** Begin **

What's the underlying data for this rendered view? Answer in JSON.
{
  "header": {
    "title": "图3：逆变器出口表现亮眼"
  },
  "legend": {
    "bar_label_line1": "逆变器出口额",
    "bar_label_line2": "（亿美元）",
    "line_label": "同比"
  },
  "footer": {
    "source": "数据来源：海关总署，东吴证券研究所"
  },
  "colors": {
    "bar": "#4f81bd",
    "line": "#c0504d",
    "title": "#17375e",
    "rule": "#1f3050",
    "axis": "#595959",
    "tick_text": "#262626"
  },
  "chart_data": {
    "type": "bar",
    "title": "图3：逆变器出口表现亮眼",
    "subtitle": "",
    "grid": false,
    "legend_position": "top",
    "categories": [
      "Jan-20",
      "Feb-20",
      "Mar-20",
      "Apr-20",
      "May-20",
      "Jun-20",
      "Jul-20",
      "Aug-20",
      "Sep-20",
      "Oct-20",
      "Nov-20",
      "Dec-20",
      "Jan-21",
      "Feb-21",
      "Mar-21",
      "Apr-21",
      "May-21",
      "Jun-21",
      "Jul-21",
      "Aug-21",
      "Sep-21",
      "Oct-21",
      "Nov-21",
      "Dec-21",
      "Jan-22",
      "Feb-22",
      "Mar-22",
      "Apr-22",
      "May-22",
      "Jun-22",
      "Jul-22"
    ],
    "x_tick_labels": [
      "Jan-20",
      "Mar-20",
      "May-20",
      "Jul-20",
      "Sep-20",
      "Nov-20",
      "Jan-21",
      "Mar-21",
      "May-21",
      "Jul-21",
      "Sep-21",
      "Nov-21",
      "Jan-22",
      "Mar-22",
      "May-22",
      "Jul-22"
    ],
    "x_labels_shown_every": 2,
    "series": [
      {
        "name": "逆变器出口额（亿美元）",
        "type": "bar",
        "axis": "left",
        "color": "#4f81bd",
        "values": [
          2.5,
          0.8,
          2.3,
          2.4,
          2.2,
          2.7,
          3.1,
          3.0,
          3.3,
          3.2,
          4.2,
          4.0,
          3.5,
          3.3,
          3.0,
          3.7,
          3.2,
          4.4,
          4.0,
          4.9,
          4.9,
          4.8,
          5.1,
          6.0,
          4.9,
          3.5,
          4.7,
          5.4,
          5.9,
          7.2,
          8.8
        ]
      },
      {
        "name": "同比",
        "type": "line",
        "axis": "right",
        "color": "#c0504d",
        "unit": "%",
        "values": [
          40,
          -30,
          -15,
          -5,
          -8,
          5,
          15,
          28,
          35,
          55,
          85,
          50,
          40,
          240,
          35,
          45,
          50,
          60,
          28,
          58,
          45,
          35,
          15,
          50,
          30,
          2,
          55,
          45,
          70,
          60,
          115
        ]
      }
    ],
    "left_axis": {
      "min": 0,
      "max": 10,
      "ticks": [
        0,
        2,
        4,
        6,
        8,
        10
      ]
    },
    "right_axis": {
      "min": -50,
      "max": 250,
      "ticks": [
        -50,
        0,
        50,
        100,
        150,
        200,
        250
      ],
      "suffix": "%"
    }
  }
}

** End **

# SET PROBLEM
Could you transcribe the records in full, exactly?

# WRITTEN SOLUTION
What's the underlying data for this rendered view? Answer in JSON.
{
  "header": {
    "title": "图3：逆变器出口表现亮眼"
  },
  "legend": {
    "bar_label_line1": "逆变器出口额",
    "bar_label_line2": "（亿美元）",
    "line_label": "同比"
  },
  "footer": {
    "source": "数据来源：海关总署，东吴证券研究所"
  },
  "colors": {
    "bar": "#4f81bd",
    "line": "#c0504d",
    "title": "#17375e",
    "rule": "#1f3050",
    "axis": "#595959",
    "tick_text": "#262626"
  },
  "chart_data": {
    "type": "bar",
    "title": "图3：逆变器出口表现亮眼",
    "subtitle": "",
    "grid": false,
    "legend_position": "top",
    "categories": [
      "Jan-20",
      "Feb-20",
      "Mar-20",
      "Apr-20",
      "May-20",
      "Jun-20",
      "Jul-20",
      "Aug-20",
      "Sep-20",
      "Oct-20",
      "Nov-20",
      "Dec-20",
      "Jan-21",
      "Feb-21",
      "Mar-21",
      "Apr-21",
      "May-21",
      "Jun-21",
      "Jul-21",
      "Aug-21",
      "Sep-21",
      "Oct-21",
      "Nov-21",
      "Dec-21",
      "Jan-22",
      "Feb-22",
      "Mar-22",
      "Apr-22",
      "May-22",
      "Jun-22",
      "Jul-22"
    ],
    "x_tick_labels": [
      "Jan-20",
      "Mar-20",
      "May-20",
      "Jul-20",
      "Sep-20",
      "Nov-20",
      "Jan-21",
      "Mar-21",
      "May-21",
      "Jul-21",
      "Sep-21",
      "Nov-21",
      "Jan-22",
      "Mar-22",
      "May-22",
      "Jul-22"
    ],
    "x_labels_shown_every": 2,
    "series": [
      {
        "name": "逆变器出口额（亿美元）",
        "type": "bar",
        "axis": "left",
        "color": "#4f81bd",
        "values": [
          2.5,
          0.8,
          2.3,
          2.4,
          2.2,
          2.7,
          3.1,
          3.0,
          3.3,
          3.2,
          4.2,
          4.0,
          3.5,
          3.3,
          3.0,
          3.7,
          3.2,
          4.4,
          4.0,
          4.9,
          4.9,
          4.8,
          5.1,
          6.0,
          4.9,
          3.5,
          4.7,
          5.4,
          5.9,
          7.2,
          8.8
        ]
      },
      {
        "name": "同比",
        "type": "line",
        "axis": "right",
        "color": "#c0504d",
        "unit": "%",
        "values": [
          40,
          -30,
          -15,
          -5,
          -8,
          5,
          15,
          28,
          35,
          55,
          85,
          50,
          40,
          240,
          35,
          45,
          50,
          60,
          28,
          58,
          45,
          35,
          15,
          50,
          30,
          2,
          55,
          45,
          70,
          60,
          115
        ]
      }
    ],
    "left_axis": {
      "min": 0,
      "max": 10,
      "ticks": [
        0,
        2,
        4,
        6,
        8,
        10
      ]
    },
    "right_axis": {
      "min": -50,
      "max": 250,
      "ticks": [
        -50,
        0,
        50,
        100,
        150,
        200,
        250
      ],
      "suffix": "%"
    }
  }
}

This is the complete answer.